↓↓↓

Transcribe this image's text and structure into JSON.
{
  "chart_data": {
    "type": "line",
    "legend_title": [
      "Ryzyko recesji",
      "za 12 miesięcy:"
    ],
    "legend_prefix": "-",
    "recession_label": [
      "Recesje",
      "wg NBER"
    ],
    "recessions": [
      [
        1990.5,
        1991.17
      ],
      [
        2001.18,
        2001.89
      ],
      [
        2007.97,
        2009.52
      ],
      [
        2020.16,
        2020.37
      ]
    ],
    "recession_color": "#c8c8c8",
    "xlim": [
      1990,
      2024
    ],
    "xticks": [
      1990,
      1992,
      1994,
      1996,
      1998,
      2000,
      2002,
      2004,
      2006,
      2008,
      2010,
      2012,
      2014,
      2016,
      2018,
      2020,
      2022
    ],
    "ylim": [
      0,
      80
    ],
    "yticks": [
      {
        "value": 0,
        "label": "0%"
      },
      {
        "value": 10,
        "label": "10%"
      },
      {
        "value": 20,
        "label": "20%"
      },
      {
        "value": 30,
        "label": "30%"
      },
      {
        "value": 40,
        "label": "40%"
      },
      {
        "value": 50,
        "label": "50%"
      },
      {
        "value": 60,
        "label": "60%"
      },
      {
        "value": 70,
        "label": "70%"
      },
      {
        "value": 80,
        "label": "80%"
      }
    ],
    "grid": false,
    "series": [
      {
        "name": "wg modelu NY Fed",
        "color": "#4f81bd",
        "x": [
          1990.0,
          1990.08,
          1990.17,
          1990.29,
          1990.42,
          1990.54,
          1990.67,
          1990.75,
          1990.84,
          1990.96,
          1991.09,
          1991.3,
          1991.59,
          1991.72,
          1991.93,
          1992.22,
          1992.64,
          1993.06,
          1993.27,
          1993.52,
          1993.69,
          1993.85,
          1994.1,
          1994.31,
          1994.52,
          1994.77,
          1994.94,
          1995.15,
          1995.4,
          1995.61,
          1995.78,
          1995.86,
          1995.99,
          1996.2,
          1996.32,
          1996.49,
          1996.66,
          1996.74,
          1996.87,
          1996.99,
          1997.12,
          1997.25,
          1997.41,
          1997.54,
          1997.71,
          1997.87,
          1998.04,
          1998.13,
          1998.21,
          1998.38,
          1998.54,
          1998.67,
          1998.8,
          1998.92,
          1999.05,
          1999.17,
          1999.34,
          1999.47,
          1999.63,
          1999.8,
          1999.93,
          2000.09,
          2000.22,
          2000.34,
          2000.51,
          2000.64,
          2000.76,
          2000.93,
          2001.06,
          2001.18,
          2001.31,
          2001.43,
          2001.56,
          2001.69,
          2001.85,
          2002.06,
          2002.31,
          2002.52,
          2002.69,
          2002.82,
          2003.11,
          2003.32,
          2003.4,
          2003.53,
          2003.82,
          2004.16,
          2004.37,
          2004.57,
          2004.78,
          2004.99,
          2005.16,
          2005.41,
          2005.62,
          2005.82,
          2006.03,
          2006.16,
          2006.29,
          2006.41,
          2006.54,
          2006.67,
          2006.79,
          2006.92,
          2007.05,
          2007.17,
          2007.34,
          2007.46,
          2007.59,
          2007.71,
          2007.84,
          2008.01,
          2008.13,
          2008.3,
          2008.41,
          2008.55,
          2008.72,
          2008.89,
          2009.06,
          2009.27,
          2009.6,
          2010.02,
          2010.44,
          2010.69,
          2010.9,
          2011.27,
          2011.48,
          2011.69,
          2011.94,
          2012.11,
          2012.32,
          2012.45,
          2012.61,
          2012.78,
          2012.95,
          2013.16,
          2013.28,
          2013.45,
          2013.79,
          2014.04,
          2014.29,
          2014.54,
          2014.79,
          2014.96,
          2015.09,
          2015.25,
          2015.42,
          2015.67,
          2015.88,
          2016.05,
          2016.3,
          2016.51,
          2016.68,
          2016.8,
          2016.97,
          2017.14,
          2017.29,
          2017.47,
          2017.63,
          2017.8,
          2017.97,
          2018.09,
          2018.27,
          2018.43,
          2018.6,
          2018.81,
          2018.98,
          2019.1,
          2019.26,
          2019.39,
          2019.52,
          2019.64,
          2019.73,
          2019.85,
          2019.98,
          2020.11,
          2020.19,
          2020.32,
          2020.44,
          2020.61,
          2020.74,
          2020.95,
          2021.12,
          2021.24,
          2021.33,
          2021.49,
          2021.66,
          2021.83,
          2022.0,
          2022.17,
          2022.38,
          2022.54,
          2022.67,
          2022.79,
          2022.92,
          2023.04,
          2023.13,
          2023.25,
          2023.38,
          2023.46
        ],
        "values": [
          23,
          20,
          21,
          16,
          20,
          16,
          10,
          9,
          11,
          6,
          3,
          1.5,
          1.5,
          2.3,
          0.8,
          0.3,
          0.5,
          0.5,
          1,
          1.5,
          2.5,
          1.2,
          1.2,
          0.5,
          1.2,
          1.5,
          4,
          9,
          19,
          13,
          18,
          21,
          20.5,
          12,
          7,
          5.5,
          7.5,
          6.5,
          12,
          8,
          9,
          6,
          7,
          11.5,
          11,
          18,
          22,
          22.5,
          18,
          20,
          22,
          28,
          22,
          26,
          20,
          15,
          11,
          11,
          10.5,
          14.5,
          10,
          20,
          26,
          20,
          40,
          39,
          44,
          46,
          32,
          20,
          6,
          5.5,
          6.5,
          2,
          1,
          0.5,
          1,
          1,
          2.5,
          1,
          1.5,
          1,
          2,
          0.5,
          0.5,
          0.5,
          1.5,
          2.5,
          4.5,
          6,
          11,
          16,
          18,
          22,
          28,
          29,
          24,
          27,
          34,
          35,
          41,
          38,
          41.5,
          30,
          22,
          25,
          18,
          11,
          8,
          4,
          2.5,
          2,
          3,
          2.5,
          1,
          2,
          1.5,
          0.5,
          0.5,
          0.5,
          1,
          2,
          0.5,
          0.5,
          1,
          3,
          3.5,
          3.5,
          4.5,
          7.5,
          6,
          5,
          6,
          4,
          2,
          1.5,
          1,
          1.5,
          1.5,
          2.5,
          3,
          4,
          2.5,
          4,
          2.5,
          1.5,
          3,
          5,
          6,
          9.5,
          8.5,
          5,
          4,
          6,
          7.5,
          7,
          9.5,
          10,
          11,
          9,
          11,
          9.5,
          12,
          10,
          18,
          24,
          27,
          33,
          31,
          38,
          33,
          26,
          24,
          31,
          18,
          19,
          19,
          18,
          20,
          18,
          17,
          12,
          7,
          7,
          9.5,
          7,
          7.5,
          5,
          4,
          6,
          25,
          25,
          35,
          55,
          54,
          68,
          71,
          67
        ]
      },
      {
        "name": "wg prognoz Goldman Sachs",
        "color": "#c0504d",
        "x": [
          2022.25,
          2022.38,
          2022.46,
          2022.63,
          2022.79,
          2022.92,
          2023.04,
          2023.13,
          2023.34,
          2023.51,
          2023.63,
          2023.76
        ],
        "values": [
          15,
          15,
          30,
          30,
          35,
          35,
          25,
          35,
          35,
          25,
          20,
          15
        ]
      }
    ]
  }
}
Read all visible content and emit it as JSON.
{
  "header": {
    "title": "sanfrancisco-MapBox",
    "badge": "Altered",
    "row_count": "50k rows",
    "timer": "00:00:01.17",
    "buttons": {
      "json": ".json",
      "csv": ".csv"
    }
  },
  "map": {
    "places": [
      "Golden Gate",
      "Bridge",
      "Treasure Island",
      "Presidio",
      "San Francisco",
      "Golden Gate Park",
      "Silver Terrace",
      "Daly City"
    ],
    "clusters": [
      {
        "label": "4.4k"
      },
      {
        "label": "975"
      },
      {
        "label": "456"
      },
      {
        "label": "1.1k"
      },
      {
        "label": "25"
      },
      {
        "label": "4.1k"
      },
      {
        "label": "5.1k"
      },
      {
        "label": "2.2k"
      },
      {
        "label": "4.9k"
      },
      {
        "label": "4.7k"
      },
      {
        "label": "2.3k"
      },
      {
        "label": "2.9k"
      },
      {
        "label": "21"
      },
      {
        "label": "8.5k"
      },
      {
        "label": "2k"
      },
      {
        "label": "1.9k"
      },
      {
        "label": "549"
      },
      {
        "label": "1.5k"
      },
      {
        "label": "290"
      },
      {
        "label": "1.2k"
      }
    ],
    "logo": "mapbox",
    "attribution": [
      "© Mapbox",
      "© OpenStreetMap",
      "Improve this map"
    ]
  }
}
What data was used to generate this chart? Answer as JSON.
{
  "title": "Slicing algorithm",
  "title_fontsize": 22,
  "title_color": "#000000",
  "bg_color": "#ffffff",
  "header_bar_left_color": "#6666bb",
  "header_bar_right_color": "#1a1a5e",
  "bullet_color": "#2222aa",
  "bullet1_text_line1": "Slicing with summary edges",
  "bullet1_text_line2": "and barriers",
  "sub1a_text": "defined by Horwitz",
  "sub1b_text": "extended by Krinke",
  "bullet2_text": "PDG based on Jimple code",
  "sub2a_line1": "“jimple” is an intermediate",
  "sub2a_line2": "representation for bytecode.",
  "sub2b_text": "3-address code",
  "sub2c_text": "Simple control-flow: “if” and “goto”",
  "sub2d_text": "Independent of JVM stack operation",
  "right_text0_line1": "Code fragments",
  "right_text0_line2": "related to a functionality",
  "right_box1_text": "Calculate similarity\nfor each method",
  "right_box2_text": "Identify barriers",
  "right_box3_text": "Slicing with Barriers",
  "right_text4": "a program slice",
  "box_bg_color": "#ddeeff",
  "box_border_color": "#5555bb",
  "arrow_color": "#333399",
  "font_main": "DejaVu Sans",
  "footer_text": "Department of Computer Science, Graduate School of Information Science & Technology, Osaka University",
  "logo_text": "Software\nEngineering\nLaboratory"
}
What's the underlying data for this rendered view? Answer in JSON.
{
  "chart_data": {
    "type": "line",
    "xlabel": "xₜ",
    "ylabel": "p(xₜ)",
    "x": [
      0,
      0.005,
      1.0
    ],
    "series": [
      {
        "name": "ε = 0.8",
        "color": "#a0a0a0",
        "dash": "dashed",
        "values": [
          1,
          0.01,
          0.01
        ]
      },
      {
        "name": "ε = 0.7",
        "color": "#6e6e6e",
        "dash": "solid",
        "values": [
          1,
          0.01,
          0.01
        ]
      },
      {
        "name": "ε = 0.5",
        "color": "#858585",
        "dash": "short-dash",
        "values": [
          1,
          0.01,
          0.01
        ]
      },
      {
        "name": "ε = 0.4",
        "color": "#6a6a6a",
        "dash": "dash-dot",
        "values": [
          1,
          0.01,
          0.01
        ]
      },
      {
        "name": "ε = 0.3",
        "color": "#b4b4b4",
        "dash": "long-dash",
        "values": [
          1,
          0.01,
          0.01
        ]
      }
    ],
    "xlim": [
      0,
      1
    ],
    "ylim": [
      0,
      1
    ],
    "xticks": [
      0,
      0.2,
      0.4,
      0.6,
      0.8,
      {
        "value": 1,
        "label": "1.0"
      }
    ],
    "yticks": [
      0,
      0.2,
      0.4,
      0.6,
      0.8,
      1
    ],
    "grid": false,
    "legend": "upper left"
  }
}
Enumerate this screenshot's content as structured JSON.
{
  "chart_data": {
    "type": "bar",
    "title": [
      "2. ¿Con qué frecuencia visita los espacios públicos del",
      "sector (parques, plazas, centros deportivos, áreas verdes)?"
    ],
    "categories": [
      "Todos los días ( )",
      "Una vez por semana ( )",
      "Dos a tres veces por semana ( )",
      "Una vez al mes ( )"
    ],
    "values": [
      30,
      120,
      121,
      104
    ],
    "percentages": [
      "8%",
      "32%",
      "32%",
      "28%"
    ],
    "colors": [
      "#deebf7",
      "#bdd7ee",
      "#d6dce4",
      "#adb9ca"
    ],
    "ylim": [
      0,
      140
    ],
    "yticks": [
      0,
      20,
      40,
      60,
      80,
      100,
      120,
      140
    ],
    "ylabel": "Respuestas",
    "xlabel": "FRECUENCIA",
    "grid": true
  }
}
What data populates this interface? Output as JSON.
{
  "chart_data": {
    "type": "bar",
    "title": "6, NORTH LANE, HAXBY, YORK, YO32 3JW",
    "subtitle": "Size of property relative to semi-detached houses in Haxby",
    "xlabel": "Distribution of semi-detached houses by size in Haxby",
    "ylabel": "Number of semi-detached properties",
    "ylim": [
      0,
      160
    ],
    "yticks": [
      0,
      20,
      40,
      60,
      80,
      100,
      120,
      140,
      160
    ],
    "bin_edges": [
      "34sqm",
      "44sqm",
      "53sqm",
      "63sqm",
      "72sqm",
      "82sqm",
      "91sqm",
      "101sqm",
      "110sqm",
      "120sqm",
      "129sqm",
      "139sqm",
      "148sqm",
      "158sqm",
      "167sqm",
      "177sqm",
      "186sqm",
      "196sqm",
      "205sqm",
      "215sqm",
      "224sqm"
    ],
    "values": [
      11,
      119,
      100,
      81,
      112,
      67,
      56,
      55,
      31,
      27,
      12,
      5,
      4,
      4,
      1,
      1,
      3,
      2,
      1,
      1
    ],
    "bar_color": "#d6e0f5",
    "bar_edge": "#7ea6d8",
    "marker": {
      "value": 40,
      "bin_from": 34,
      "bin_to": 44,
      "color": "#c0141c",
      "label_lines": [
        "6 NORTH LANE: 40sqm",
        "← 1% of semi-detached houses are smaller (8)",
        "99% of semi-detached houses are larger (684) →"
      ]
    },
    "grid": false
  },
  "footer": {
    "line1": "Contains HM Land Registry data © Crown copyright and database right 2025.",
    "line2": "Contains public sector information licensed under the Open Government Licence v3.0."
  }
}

↑↑↑

:: Exercise directions ::
What is the number of lines that hold the string "semana"? Reply with that number alone.

:: Solution to this exercise ::
2